* Document passage:
A basic premise of work in this area is that human interaction is
fundamental to the construction, development, and maintenance of
personal, social, and institutional relationships, and to the organization
of social life as we know it today. This area spans multiple domains
of communication research, including family communication, language
and social interaction, organizational communication, and intercultural
communication.
The curriculum in this area draws from and is grounded in several
significant traditions in social science and communication research,
namely social-psychological and ethno-methodological approaches.
Courses focus on current trends and significant contributions to
research in interpersonal communication and research on language
and social interaction. The objective of study in this area is to
facilitate an increased understanding of the communication processes
and practices that occur within various contexts of interpersonal
and social relationships, such as close, intimate relationships,
including friendships, marriages, family relationships, as well
as in relationships developed among colleagues, professionals and
clients, and experts and lay persons, in the workplace and in public
institutions.

* Direction:
Answer these questions using the passage on interpersonal communication and social interaction.
1. Which four domains of communication research does this area span?
2. Which two approaches ground the curriculum?
3. Which close, intimate relationships are named?

* Entries provided:

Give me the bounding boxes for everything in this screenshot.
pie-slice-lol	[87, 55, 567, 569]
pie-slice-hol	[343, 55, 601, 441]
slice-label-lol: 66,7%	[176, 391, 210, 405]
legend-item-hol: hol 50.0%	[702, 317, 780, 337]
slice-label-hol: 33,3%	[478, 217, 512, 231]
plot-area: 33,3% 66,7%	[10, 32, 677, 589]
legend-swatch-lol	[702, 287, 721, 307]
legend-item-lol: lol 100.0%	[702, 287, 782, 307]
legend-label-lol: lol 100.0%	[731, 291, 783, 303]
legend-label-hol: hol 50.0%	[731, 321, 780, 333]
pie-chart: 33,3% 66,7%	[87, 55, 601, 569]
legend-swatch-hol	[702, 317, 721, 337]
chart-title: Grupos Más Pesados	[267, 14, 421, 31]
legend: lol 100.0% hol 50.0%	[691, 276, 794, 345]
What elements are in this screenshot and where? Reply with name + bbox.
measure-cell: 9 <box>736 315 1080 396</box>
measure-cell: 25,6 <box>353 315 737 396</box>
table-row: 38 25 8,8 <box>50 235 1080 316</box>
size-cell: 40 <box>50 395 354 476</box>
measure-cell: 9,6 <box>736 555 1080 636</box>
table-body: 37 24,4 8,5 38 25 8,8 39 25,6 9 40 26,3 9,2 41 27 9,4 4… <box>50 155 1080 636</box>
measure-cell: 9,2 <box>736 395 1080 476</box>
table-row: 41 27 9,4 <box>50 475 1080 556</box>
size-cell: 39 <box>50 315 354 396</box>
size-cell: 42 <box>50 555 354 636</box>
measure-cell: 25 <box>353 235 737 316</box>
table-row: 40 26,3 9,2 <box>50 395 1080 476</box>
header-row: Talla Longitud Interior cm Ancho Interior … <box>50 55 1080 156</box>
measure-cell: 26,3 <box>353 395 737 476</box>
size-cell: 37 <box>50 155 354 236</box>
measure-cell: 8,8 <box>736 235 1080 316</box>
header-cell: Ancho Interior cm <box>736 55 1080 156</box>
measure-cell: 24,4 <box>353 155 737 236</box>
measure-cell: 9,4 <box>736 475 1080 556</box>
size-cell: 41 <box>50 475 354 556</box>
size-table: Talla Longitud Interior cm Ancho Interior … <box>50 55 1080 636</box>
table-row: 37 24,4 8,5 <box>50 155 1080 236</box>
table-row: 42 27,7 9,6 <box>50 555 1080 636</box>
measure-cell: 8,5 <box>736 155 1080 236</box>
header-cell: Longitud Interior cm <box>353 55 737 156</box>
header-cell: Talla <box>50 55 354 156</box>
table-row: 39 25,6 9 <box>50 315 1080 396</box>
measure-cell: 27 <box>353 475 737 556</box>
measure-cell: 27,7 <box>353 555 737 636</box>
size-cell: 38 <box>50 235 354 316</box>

* The result:
1. Family communication, language and social interaction, organizational communication, and intercultural communication.
2. Social-psychological and ethno-methodological approaches.
3. Friendships, marriages, and family relationships.